Figure data in JSON
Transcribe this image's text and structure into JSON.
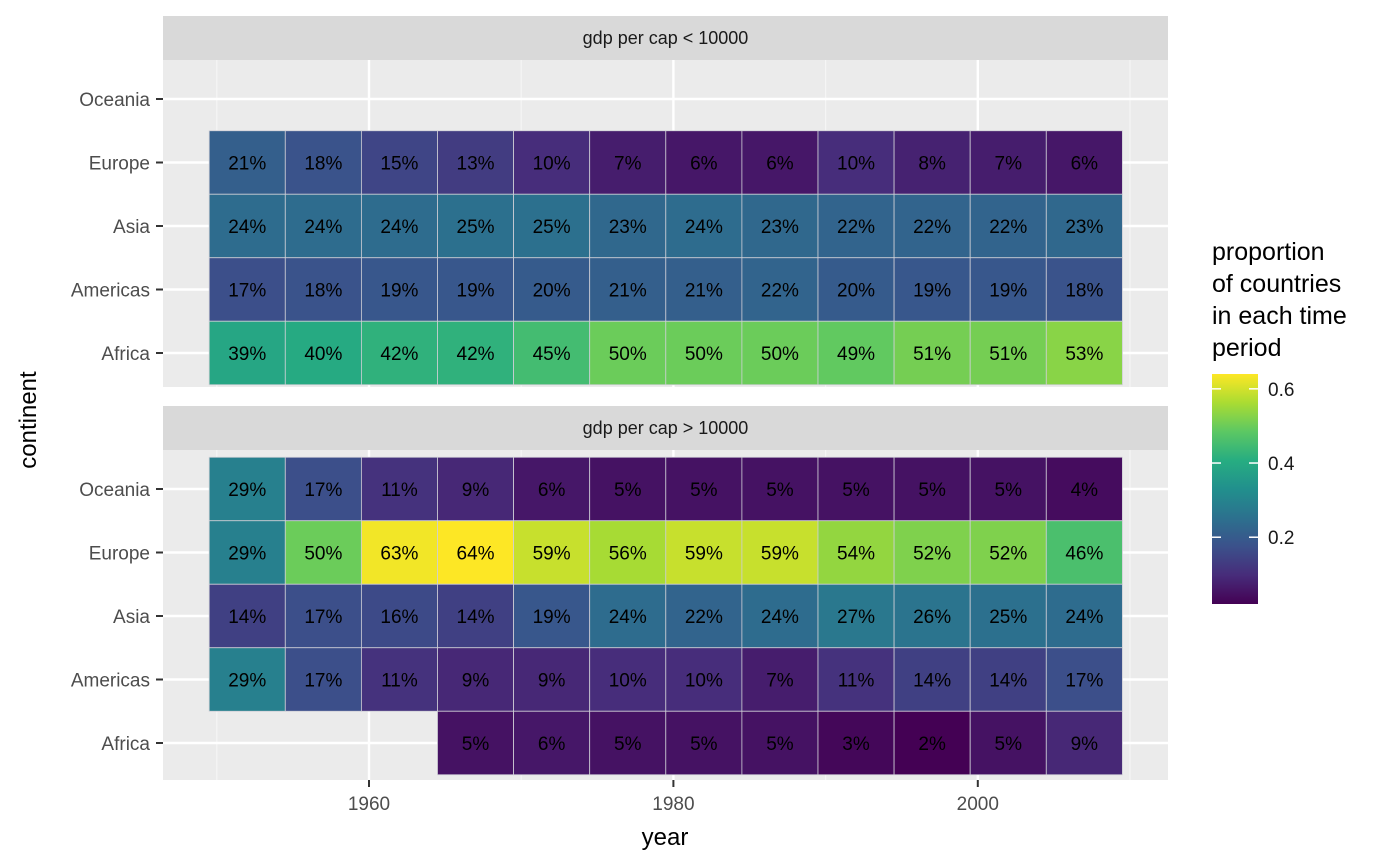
{
  "chart_data": {
    "type": "heatmap",
    "xlabel": "year",
    "ylabel": "continent",
    "x_ticks": [
      1960,
      1980,
      2000
    ],
    "years": [
      1952,
      1957,
      1962,
      1967,
      1972,
      1977,
      1982,
      1987,
      1992,
      1997,
      2002,
      2007
    ],
    "continents": [
      "Africa",
      "Americas",
      "Asia",
      "Europe",
      "Oceania"
    ],
    "colormap": "viridis",
    "legend": {
      "title_lines": [
        "proportion",
        "of countries",
        "in each time",
        "period"
      ],
      "ticks": [
        0.2,
        0.4,
        0.6
      ],
      "tick_labels": [
        "0.2",
        "0.4",
        "0.6"
      ],
      "range": [
        0.02,
        0.64
      ],
      "position": "right"
    },
    "panels": [
      {
        "title": "gdp per cap < 10000",
        "rows": {
          "Oceania": [
            null,
            null,
            null,
            null,
            null,
            null,
            null,
            null,
            null,
            null,
            null,
            null
          ],
          "Europe": [
            0.21,
            0.18,
            0.15,
            0.13,
            0.1,
            0.07,
            0.06,
            0.06,
            0.1,
            0.08,
            0.07,
            0.06
          ],
          "Asia": [
            0.24,
            0.24,
            0.24,
            0.25,
            0.25,
            0.23,
            0.24,
            0.23,
            0.22,
            0.22,
            0.22,
            0.23
          ],
          "Americas": [
            0.17,
            0.18,
            0.19,
            0.19,
            0.2,
            0.21,
            0.21,
            0.22,
            0.2,
            0.19,
            0.19,
            0.18
          ],
          "Africa": [
            0.39,
            0.4,
            0.42,
            0.42,
            0.45,
            0.5,
            0.5,
            0.5,
            0.49,
            0.51,
            0.51,
            0.53
          ]
        },
        "labels": {
          "Europe": [
            "21%",
            "18%",
            "15%",
            "13%",
            "10%",
            "7%",
            "6%",
            "6%",
            "10%",
            "8%",
            "7%",
            "6%"
          ],
          "Asia": [
            "24%",
            "24%",
            "24%",
            "25%",
            "25%",
            "23%",
            "24%",
            "23%",
            "22%",
            "22%",
            "22%",
            "23%"
          ],
          "Americas": [
            "17%",
            "18%",
            "19%",
            "19%",
            "20%",
            "21%",
            "21%",
            "22%",
            "20%",
            "19%",
            "19%",
            "18%"
          ],
          "Africa": [
            "39%",
            "40%",
            "42%",
            "42%",
            "45%",
            "50%",
            "50%",
            "50%",
            "49%",
            "51%",
            "51%",
            "53%"
          ]
        }
      },
      {
        "title": "gdp per cap > 10000",
        "rows": {
          "Oceania": [
            0.29,
            0.17,
            0.11,
            0.09,
            0.06,
            0.05,
            0.05,
            0.05,
            0.05,
            0.05,
            0.05,
            0.04
          ],
          "Europe": [
            0.29,
            0.5,
            0.63,
            0.64,
            0.59,
            0.56,
            0.59,
            0.59,
            0.54,
            0.52,
            0.52,
            0.46
          ],
          "Asia": [
            0.14,
            0.17,
            0.16,
            0.14,
            0.19,
            0.24,
            0.22,
            0.24,
            0.27,
            0.26,
            0.25,
            0.24
          ],
          "Americas": [
            0.29,
            0.17,
            0.11,
            0.09,
            0.09,
            0.1,
            0.1,
            0.07,
            0.11,
            0.14,
            0.14,
            0.17
          ],
          "Africa": [
            null,
            null,
            null,
            0.05,
            0.06,
            0.05,
            0.05,
            0.05,
            0.03,
            0.02,
            0.05,
            0.09
          ]
        },
        "labels": {
          "Oceania": [
            "29%",
            "17%",
            "11%",
            "9%",
            "6%",
            "5%",
            "5%",
            "5%",
            "5%",
            "5%",
            "5%",
            "4%"
          ],
          "Europe": [
            "29%",
            "50%",
            "63%",
            "64%",
            "59%",
            "56%",
            "59%",
            "59%",
            "54%",
            "52%",
            "52%",
            "46%"
          ],
          "Asia": [
            "14%",
            "17%",
            "16%",
            "14%",
            "19%",
            "24%",
            "22%",
            "24%",
            "27%",
            "26%",
            "25%",
            "24%"
          ],
          "Americas": [
            "29%",
            "17%",
            "11%",
            "9%",
            "9%",
            "10%",
            "10%",
            "7%",
            "11%",
            "14%",
            "14%",
            "17%"
          ],
          "Africa": [
            null,
            null,
            null,
            "5%",
            "6%",
            "5%",
            "5%",
            "5%",
            "3%",
            "2%",
            "5%",
            "9%"
          ]
        }
      }
    ]
  }
}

* **DESCRIPTION OF THE TASK**: Above are the records; reproduce them exactly and leave out the pictures.

* **FINISHED TASK**:
Transcribe this image's text and structure into JSON.
{
  "chart_data": {
    "type": "heatmap",
    "xlabel": "year",
    "ylabel": "continent",
    "x_ticks": [
      1960,
      1980,
      2000
    ],
    "years": [
      1952,
      1957,
      1962,
      1967,
      1972,
      1977,
      1982,
      1987,
      1992,
      1997,
      2002,
      2007
    ],
    "continents": [
      "Africa",
      "Americas",
      "Asia",
      "Europe",
      "Oceania"
    ],
    "colormap": "viridis",
    "legend": {
      "title_lines": [
        "proportion",
        "of countries",
        "in each time",
        "period"
      ],
      "ticks": [
        0.2,
        0.4,
        0.6
      ],
      "tick_labels": [
        "0.2",
        "0.4",
        "0.6"
      ],
      "range": [
        0.02,
        0.64
      ],
      "position": "right"
    },
    "panels": [
      {
        "title": "gdp per cap < 10000",
        "rows": {
          "Oceania": [
            null,
            null,
            null,
            null,
            null,
            null,
            null,
            null,
            null,
            null,
            null,
            null
          ],
          "Europe": [
            0.21,
            0.18,
            0.15,
            0.13,
            0.1,
            0.07,
            0.06,
            0.06,
            0.1,
            0.08,
            0.07,
            0.06
          ],
          "Asia": [
            0.24,
            0.24,
            0.24,
            0.25,
            0.25,
            0.23,
            0.24,
            0.23,
            0.22,
            0.22,
            0.22,
            0.23
          ],
          "Americas": [
            0.17,
            0.18,
            0.19,
            0.19,
            0.2,
            0.21,
            0.21,
            0.22,
            0.2,
            0.19,
            0.19,
            0.18
          ],
          "Africa": [
            0.39,
            0.4,
            0.42,
            0.42,
            0.45,
            0.5,
            0.5,
            0.5,
            0.49,
            0.51,
            0.51,
            0.53
          ]
        },
        "labels": {
          "Europe": [
            "21%",
            "18%",
            "15%",
            "13%",
            "10%",
            "7%",
            "6%",
            "6%",
            "10%",
            "8%",
            "7%",
            "6%"
          ],
          "Asia": [
            "24%",
            "24%",
            "24%",
            "25%",
            "25%",
            "23%",
            "24%",
            "23%",
            "22%",
            "22%",
            "22%",
            "23%"
          ],
          "Americas": [
            "17%",
            "18%",
            "19%",
            "19%",
            "20%",
            "21%",
            "21%",
            "22%",
            "20%",
            "19%",
            "19%",
            "18%"
          ],
          "Africa": [
            "39%",
            "40%",
            "42%",
            "42%",
            "45%",
            "50%",
            "50%",
            "50%",
            "49%",
            "51%",
            "51%",
            "53%"
          ]
        }
      },
      {
        "title": "gdp per cap > 10000",
        "rows": {
          "Oceania": [
            0.29,
            0.17,
            0.11,
            0.09,
            0.06,
            0.05,
            0.05,
            0.05,
            0.05,
            0.05,
            0.05,
            0.04
          ],
          "Europe": [
            0.29,
            0.5,
            0.63,
            0.64,
            0.59,
            0.56,
            0.59,
            0.59,
            0.54,
            0.52,
            0.52,
            0.46
          ],
          "Asia": [
            0.14,
            0.17,
            0.16,
            0.14,
            0.19,
            0.24,
            0.22,
            0.24,
            0.27,
            0.26,
            0.25,
            0.24
          ],
          "Americas": [
            0.29,
            0.17,
            0.11,
            0.09,
            0.09,
            0.1,
            0.1,
            0.07,
            0.11,
            0.14,
            0.14,
            0.17
          ],
          "Africa": [
            null,
            null,
            null,
            0.05,
            0.06,
            0.05,
            0.05,
            0.05,
            0.03,
            0.02,
            0.05,
            0.09
          ]
        },
        "labels": {
          "Oceania": [
            "29%",
            "17%",
            "11%",
            "9%",
            "6%",
            "5%",
            "5%",
            "5%",
            "5%",
            "5%",
            "5%",
            "4%"
          ],
          "Europe": [
            "29%",
            "50%",
            "63%",
            "64%",
            "59%",
            "56%",
            "59%",
            "59%",
            "54%",
            "52%",
            "52%",
            "46%"
          ],
          "Asia": [
            "14%",
            "17%",
            "16%",
            "14%",
            "19%",
            "24%",
            "22%",
            "24%",
            "27%",
            "26%",
            "25%",
            "24%"
          ],
          "Americas": [
            "29%",
            "17%",
            "11%",
            "9%",
            "9%",
            "10%",
            "10%",
            "7%",
            "11%",
            "14%",
            "14%",
            "17%"
          ],
          "Africa": [
            null,
            null,
            null,
            "5%",
            "6%",
            "5%",
            "5%",
            "5%",
            "3%",
            "2%",
            "5%",
            "9%"
          ]
        }
      }
    ]
  }
}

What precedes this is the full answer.